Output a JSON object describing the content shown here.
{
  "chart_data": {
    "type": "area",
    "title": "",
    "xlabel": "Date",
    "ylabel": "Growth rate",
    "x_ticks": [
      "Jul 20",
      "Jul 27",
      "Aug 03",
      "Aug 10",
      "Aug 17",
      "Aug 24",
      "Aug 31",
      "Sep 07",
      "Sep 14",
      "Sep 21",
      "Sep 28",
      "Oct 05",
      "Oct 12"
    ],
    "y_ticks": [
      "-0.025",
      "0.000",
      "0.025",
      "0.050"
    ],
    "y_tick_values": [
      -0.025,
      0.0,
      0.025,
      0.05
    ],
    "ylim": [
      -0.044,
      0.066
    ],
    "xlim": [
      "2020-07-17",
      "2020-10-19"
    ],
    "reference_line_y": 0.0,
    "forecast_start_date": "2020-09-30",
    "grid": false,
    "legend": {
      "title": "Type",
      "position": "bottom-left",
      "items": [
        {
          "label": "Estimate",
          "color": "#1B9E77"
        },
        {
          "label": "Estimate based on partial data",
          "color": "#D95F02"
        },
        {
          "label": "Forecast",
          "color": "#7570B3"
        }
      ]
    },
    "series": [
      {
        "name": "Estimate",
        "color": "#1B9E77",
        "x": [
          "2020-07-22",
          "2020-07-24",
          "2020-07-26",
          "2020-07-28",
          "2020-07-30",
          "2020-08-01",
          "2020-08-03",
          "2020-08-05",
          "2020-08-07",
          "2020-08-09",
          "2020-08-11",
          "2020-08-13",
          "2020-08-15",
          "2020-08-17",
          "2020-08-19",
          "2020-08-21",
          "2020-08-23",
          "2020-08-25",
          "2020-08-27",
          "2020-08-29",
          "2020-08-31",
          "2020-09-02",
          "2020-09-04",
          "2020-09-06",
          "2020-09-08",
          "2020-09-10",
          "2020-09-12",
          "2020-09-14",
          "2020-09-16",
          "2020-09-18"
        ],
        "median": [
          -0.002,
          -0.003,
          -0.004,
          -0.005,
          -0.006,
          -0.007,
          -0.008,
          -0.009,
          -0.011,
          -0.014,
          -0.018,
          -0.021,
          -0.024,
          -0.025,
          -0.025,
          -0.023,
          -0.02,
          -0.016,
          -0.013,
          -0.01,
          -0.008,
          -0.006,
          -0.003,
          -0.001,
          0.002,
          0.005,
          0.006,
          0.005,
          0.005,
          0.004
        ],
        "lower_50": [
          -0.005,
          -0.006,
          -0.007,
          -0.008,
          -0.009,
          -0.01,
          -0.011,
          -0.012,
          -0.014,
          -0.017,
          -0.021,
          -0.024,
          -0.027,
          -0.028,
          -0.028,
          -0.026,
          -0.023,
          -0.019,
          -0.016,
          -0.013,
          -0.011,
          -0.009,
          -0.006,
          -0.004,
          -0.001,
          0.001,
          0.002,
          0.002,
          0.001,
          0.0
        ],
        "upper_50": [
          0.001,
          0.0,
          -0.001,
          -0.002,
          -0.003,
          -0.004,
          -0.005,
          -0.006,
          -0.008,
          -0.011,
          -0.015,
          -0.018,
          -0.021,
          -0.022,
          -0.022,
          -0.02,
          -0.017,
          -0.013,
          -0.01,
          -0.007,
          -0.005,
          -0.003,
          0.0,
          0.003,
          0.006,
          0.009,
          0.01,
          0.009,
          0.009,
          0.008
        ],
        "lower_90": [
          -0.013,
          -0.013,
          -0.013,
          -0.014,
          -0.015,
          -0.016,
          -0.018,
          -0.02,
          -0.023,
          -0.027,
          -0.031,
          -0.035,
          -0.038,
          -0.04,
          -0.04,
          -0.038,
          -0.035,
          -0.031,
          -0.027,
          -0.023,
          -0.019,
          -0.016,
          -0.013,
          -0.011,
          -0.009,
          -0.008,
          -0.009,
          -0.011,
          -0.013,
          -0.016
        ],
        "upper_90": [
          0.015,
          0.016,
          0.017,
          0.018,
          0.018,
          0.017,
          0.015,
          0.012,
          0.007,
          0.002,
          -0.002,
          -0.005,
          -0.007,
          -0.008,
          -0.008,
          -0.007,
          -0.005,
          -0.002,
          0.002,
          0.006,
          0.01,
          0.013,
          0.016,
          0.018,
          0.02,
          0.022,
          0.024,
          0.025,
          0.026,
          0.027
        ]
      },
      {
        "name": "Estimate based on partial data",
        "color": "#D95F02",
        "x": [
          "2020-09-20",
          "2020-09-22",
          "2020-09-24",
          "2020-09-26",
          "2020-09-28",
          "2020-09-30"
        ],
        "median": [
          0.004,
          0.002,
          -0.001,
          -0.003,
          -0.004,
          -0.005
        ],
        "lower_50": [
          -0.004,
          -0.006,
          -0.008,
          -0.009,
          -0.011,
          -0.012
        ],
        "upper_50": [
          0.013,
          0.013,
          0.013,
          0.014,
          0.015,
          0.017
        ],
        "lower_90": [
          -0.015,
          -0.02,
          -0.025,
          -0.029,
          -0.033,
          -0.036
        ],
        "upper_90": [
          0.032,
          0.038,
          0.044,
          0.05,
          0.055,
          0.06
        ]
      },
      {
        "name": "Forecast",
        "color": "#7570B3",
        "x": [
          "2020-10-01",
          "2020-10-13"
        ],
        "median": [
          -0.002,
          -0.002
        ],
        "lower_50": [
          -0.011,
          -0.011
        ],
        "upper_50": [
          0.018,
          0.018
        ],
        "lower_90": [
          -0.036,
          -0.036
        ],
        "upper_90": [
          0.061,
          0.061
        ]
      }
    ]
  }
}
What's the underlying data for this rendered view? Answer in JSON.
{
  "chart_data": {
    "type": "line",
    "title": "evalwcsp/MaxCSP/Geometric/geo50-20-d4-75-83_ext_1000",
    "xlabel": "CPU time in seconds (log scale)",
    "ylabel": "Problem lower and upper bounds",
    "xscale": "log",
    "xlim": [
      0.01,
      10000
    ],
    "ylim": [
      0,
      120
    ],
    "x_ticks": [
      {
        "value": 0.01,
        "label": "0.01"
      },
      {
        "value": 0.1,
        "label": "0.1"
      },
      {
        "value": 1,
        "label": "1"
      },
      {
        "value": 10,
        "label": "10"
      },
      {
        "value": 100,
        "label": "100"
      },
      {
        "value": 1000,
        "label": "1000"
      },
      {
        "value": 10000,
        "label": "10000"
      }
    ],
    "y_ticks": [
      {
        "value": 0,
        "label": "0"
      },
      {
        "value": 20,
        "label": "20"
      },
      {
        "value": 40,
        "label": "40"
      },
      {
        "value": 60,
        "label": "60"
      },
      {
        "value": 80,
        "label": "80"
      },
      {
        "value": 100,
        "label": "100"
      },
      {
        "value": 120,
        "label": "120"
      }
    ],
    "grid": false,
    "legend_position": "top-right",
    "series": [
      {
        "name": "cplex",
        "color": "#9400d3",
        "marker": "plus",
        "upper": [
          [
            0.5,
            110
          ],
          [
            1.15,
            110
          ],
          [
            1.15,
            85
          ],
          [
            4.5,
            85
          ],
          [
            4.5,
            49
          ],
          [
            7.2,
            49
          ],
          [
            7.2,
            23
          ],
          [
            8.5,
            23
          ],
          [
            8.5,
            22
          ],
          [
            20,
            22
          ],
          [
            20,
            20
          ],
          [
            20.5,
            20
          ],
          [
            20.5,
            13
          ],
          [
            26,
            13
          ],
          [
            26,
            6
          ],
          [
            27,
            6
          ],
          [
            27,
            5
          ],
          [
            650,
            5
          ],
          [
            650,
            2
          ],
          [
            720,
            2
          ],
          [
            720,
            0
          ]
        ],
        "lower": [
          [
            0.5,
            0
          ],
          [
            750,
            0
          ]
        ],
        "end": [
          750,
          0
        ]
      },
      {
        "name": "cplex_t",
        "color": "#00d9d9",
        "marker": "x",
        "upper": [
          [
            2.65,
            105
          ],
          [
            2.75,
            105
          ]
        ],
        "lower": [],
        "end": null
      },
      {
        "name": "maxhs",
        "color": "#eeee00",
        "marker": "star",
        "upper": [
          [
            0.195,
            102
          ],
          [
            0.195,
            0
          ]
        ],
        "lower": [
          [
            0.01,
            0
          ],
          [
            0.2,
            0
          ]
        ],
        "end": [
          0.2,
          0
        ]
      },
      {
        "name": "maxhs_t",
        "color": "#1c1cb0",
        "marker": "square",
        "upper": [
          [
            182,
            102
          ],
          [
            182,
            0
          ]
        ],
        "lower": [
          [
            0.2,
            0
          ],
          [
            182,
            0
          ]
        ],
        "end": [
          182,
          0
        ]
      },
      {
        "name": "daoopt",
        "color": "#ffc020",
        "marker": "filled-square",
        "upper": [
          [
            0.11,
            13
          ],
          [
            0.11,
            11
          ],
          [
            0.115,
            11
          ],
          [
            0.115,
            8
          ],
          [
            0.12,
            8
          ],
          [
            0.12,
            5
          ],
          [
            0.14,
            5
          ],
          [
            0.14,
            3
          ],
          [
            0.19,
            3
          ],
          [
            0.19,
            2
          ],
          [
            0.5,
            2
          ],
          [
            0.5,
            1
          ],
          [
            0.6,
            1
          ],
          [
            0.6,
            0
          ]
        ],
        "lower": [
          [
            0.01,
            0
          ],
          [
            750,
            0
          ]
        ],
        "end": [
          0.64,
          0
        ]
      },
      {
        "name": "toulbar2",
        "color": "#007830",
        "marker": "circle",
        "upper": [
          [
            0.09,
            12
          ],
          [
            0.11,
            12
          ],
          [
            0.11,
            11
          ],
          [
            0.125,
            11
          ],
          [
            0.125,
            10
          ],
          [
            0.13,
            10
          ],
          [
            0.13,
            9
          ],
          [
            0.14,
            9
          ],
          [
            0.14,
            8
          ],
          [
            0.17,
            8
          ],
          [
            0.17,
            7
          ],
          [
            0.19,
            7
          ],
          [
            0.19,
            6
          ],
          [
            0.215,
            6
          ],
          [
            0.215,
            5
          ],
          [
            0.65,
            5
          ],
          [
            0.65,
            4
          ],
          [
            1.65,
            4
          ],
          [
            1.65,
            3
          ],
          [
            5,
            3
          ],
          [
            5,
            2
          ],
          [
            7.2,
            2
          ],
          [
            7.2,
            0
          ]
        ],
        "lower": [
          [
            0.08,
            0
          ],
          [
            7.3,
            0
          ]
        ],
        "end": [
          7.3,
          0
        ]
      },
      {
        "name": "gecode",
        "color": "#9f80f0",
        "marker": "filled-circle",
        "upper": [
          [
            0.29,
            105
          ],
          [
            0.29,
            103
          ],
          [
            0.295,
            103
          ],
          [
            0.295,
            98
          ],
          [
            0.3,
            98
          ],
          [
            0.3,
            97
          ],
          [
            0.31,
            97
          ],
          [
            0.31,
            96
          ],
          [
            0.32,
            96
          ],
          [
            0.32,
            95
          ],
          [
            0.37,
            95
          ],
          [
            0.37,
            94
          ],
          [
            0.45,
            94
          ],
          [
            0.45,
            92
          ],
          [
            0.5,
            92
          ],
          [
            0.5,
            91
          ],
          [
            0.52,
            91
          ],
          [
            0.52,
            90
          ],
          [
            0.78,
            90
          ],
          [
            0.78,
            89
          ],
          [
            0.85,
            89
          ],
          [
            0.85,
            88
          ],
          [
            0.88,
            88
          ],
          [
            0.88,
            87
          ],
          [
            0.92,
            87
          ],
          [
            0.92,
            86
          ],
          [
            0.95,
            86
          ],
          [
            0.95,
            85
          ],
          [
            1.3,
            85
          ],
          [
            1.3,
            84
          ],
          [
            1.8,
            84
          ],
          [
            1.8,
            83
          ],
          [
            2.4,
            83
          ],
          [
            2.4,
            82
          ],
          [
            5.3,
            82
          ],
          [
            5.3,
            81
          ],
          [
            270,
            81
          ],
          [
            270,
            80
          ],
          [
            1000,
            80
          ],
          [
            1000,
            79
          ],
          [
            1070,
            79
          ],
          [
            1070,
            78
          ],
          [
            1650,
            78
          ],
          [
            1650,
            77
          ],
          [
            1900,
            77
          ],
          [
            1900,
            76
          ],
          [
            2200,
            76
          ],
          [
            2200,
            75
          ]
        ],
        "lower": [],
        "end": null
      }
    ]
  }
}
━━━━
## AIM OF THE EXERCISE
Gather every line from the listing above in which the word "based" appears.

## RESULT OF THE EXERCISE
          "label": "Estimate based on partial data",
        "name": "Estimate based on partial data",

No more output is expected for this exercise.